(Data lines):
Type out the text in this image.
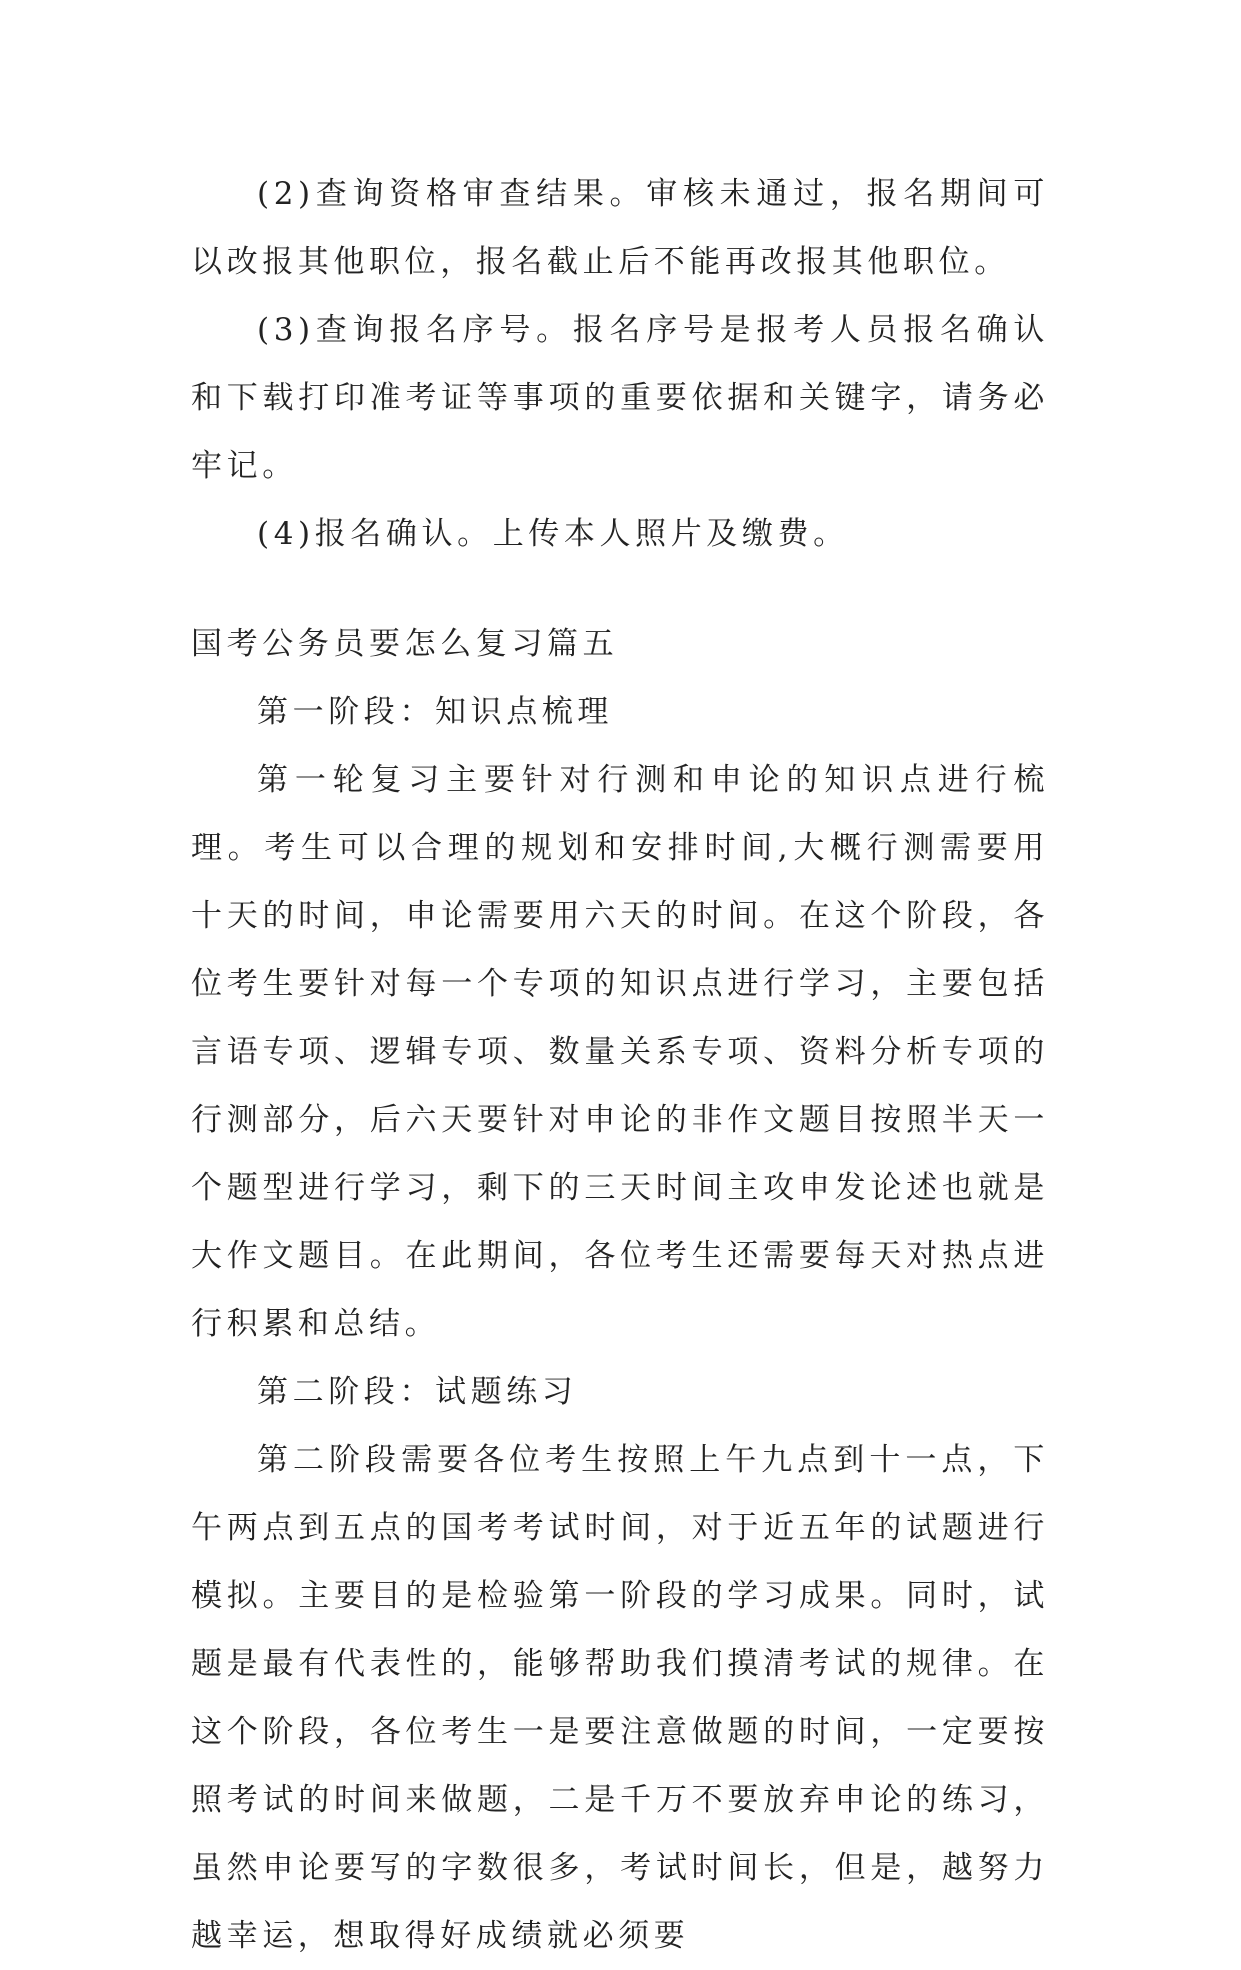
(2)查询资格审查结果。审核未通过，报名期间可以改报其他职位，报名截止后不能再改报其他职位。

(3)查询报名序号。报名序号是报考人员报名确认和下载打印准考证等事项的重要依据和关键字，请务必牢记。

(4)报名确认。上传本人照片及缴费。

国考公务员要怎么复习篇五

第一阶段：知识点梳理

第一轮复习主要针对行测和申论的知识点进行梳理。考生可以合理的规划和安排时间,大概行测需要用十天的时间，申论需要用六天的时间。在这个阶段，各位考生要针对每一个专项的知识点进行学习，主要包括言语专项、逻辑专项、数量关系专项、资料分析专项的行测部分，后六天要针对申论的非作文题目按照半天一个题型进行学习，剩下的三天时间主攻申发论述也就是大作文题目。在此期间，各位考生还需要每天对热点进行积累和总结。

第二阶段：试题练习

第二阶段需要各位考生按照上午九点到十一点，下午两点到五点的国考考试时间，对于近五年的试题进行模拟。主要目的是检验第一阶段的学习成果。同时，试题是最有代表性的，能够帮助我们摸清考试的规律。在这个阶段，各位考生一是要注意做题的时间，一定要按照考试的时间来做题，二是千万不要放弃申论的练习，虽然申论要写的字数很多，考试时间长，但是，越努力越幸运，想取得好成绩就必须要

(Exercise prompt): Tally the lines above that contain the word "在这个阶段", and reply with only the number.

(Response): 2